What is asked >>
Print the entries below word for word; the pictures stay out of your copy.
* Begin Working data *
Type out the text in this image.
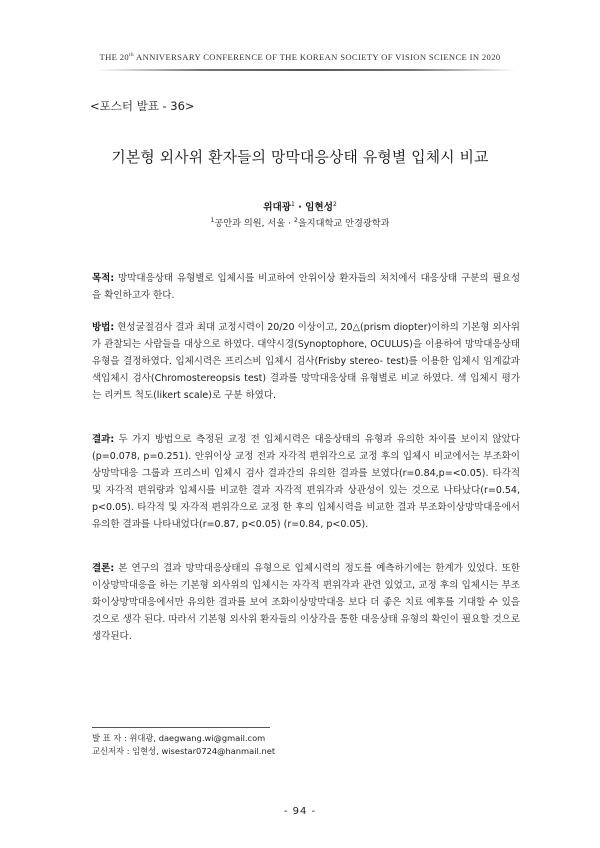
THE 20th ANNIVERSARY CONFERENCE OF THE KOREAN SOCIETY OF VISION SCIENCE IN 2020
<포스터 발표 - 36>
기본형 외사위 환자들의 망막대응상태 유형별 입체시 비교
위대광$^1$ · 임현성$^2$
$^1$공안과 의원, 서울 · $^2$을지대학교 안경광학과

목적: 망막대응상태 유형별로 입체시를 비교하여 안위이상 환자들의 처치에서 대응상태 구분의 필요성을 확인하고자 한다.

방법: 현성굴절검사 결과 최대 교정시력이 20/20 이상이고, 20△(prism diopter)이하의 기본형 외사위가 관찰되는 사람들을 대상으로 하였다. 대약시경(Synoptophore, OCULUS)을 이용하여 망막대응상태 유형을 결정하였다. 입체시력은 프리스비 입체시 검사(Frisby stereo- test)를 이용한 입체시 임계값과 색입체시 검사(Chromostereopsis test) 결과를 망막대응상태 유형별로 비교 하였다. 색 입체시 평가는 리커트 척도(likert scale)로 구분 하였다.

결과: 두 가지 방법으로 측정된 교정 전 입체시력은 대응상태의 유형과 유의한 차이를 보이지 않았다(p=0.078, p=0.251). 안위이상 교정 전과 자각적 편위각으로 교정 후의 입체시 비교에서는 부조화이상망막대응 그룹과 프리스비 입체시 검사 결과간의 유의한 결과를 보였다(r=0.84,p=<0.05). 타각적 및 자각적 편위량과 입체시를 비교한 결과 자각적 편위각과 상관성이 있는 것으로 나타났다(r=0.54, p<0.05). 타각적 및 자각적 편위각으로 교정 한 후의 입체시력을 비교한 결과 부조화이상망막대응에서 유의한 결과를 나타내었다(r=0.87, p<0.05) (r=0.84, p<0.05).

결론: 본 연구의 결과 망막대응상태의 유형으로 입체시력의 정도를 예측하기에는 한계가 있었다. 또한 이상망막대응을 하는 기본형 외사위의 입체시는 자각적 편위각과 관련 있었고, 교정 후의 입체시는 부조화이상망막대응에서만 유의한 결과를 보여 조화이상망막대응 보다 더 좋은 치료 예후를 기대할 수 있을 것으로 생각 된다. 따라서 기본형 외사위 환자들의 이상각을 통한 대응상태 유형의 확인이 필요할 것으로 생각된다.

발 표 자 : 위대광, daegwang.wi@gmail.com
교신저자 : 임현성, wisestar0724@hanmail.net
- 94 -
* End Working data *
Output below >>
Type out the text in this image.
THE 20th ANNIVERSARY CONFERENCE OF THE KOREAN SOCIETY OF VISION SCIENCE IN 2020
<포스터 발표 - 36>
기본형 외사위 환자들의 망막대응상태 유형별 입체시 비교
위대광$^1$ · 임현성$^2$
$^1$공안과 의원, 서울 · $^2$을지대학교 안경광학과

목적: 망막대응상태 유형별로 입체시를 비교하여 안위이상 환자들의 처치에서 대응상태 구분의 필요성을 확인하고자 한다.

방법: 현성굴절검사 결과 최대 교정시력이 20/20 이상이고, 20△(prism diopter)이하의 기본형 외사위가 관찰되는 사람들을 대상으로 하였다. 대약시경(Synoptophore, OCULUS)을 이용하여 망막대응상태 유형을 결정하였다. 입체시력은 프리스비 입체시 검사(Frisby stereo- test)를 이용한 입체시 임계값과 색입체시 검사(Chromostereopsis test) 결과를 망막대응상태 유형별로 비교 하였다. 색 입체시 평가는 리커트 척도(likert scale)로 구분 하였다.

결과: 두 가지 방법으로 측정된 교정 전 입체시력은 대응상태의 유형과 유의한 차이를 보이지 않았다(p=0.078, p=0.251). 안위이상 교정 전과 자각적 편위각으로 교정 후의 입체시 비교에서는 부조화이상망막대응 그룹과 프리스비 입체시 검사 결과간의 유의한 결과를 보였다(r=0.84,p=<0.05). 타각적 및 자각적 편위량과 입체시를 비교한 결과 자각적 편위각과 상관성이 있는 것으로 나타났다(r=0.54, p<0.05). 타각적 및 자각적 편위각으로 교정 한 후의 입체시력을 비교한 결과 부조화이상망막대응에서 유의한 결과를 나타내었다(r=0.87, p<0.05) (r=0.84, p<0.05).

결론: 본 연구의 결과 망막대응상태의 유형으로 입체시력의 정도를 예측하기에는 한계가 있었다. 또한 이상망막대응을 하는 기본형 외사위의 입체시는 자각적 편위각과 관련 있었고, 교정 후의 입체시는 부조화이상망막대응에서만 유의한 결과를 보여 조화이상망막대응 보다 더 좋은 치료 예후를 기대할 수 있을 것으로 생각 된다. 따라서 기본형 외사위 환자들의 이상각을 통한 대응상태 유형의 확인이 필요할 것으로 생각된다.

발 표 자 : 위대광, daegwang.wi@gmail.com
교신저자 : 임현성, wisestar0724@hanmail.net
- 94 -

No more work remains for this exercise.